**YOUR GOAL:** Write out the material exactly, without any of its pictures.

**PROVIDED DATA:**
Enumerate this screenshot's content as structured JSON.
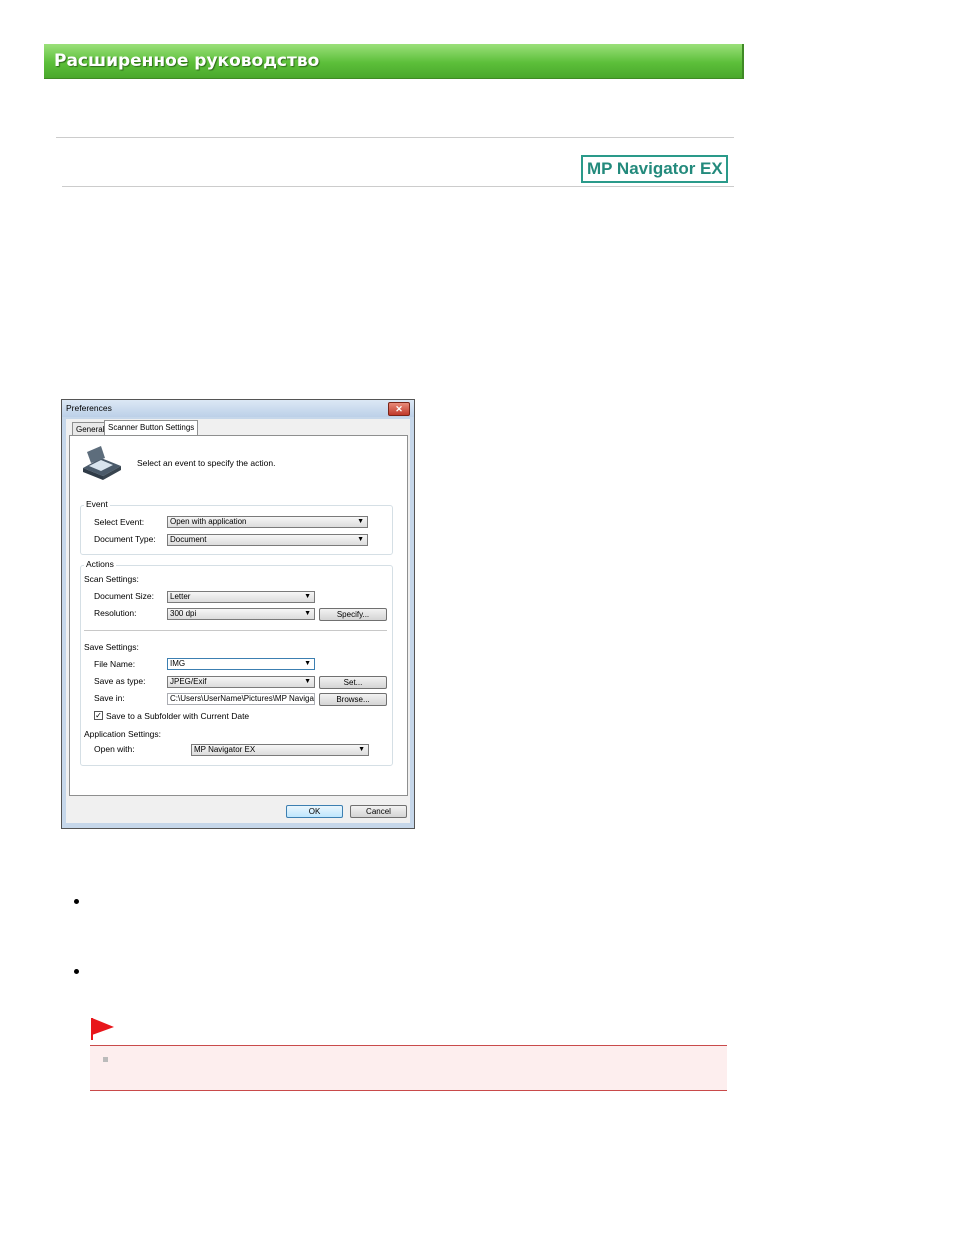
{
  "header": {
    "banner_title": "Расширенное руководство"
  },
  "product_badge": "MP Navigator EX",
  "dialog": {
    "title": "Preferences",
    "close_icon": "close-icon",
    "tabs": [
      "General",
      "Scanner Button Settings"
    ],
    "intro_text": "Select an event to specify the action.",
    "event_group": {
      "label": "Event",
      "select_event_label": "Select Event:",
      "select_event_value": "Open with application",
      "document_type_label": "Document Type:",
      "document_type_value": "Document"
    },
    "actions_group": {
      "label": "Actions",
      "scan_settings_label": "Scan Settings:",
      "document_size_label": "Document Size:",
      "document_size_value": "Letter",
      "resolution_label": "Resolution:",
      "resolution_value": "300 dpi",
      "specify_button": "Specify...",
      "save_settings_label": "Save Settings:",
      "file_name_label": "File Name:",
      "file_name_value": "IMG",
      "save_as_type_label": "Save as type:",
      "save_as_type_value": "JPEG/Exif",
      "set_button": "Set...",
      "save_in_label": "Save in:",
      "save_in_value": "C:\\Users\\UserName\\Pictures\\MP Navigato",
      "browse_button": "Browse...",
      "subfolder_checkbox_label": "Save to a Subfolder with Current Date",
      "subfolder_checked": true,
      "application_settings_label": "Application Settings:",
      "open_with_label": "Open with:",
      "open_with_value": "MP Navigator EX"
    },
    "ok_button": "OK",
    "cancel_button": "Cancel"
  },
  "colors": {
    "banner_green": "#5cbf3a",
    "badge_teal": "#238a7c",
    "note_background": "#fdeeee",
    "note_border": "#c94a4a",
    "flag_red": "#e8161b"
  }
}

**THE ANSWER:**
Enumerate this screenshot's content as structured JSON.
{
  "header": {
    "banner_title": "Расширенное руководство"
  },
  "product_badge": "MP Navigator EX",
  "dialog": {
    "title": "Preferences",
    "close_icon": "close-icon",
    "tabs": [
      "General",
      "Scanner Button Settings"
    ],
    "intro_text": "Select an event to specify the action.",
    "event_group": {
      "label": "Event",
      "select_event_label": "Select Event:",
      "select_event_value": "Open with application",
      "document_type_label": "Document Type:",
      "document_type_value": "Document"
    },
    "actions_group": {
      "label": "Actions",
      "scan_settings_label": "Scan Settings:",
      "document_size_label": "Document Size:",
      "document_size_value": "Letter",
      "resolution_label": "Resolution:",
      "resolution_value": "300 dpi",
      "specify_button": "Specify...",
      "save_settings_label": "Save Settings:",
      "file_name_label": "File Name:",
      "file_name_value": "IMG",
      "save_as_type_label": "Save as type:",
      "save_as_type_value": "JPEG/Exif",
      "set_button": "Set...",
      "save_in_label": "Save in:",
      "save_in_value": "C:\\Users\\UserName\\Pictures\\MP Navigato",
      "browse_button": "Browse...",
      "subfolder_checkbox_label": "Save to a Subfolder with Current Date",
      "subfolder_checked": true,
      "application_settings_label": "Application Settings:",
      "open_with_label": "Open with:",
      "open_with_value": "MP Navigator EX"
    },
    "ok_button": "OK",
    "cancel_button": "Cancel"
  },
  "colors": {
    "banner_green": "#5cbf3a",
    "badge_teal": "#238a7c",
    "note_background": "#fdeeee",
    "note_border": "#c94a4a",
    "flag_red": "#e8161b"
  }
}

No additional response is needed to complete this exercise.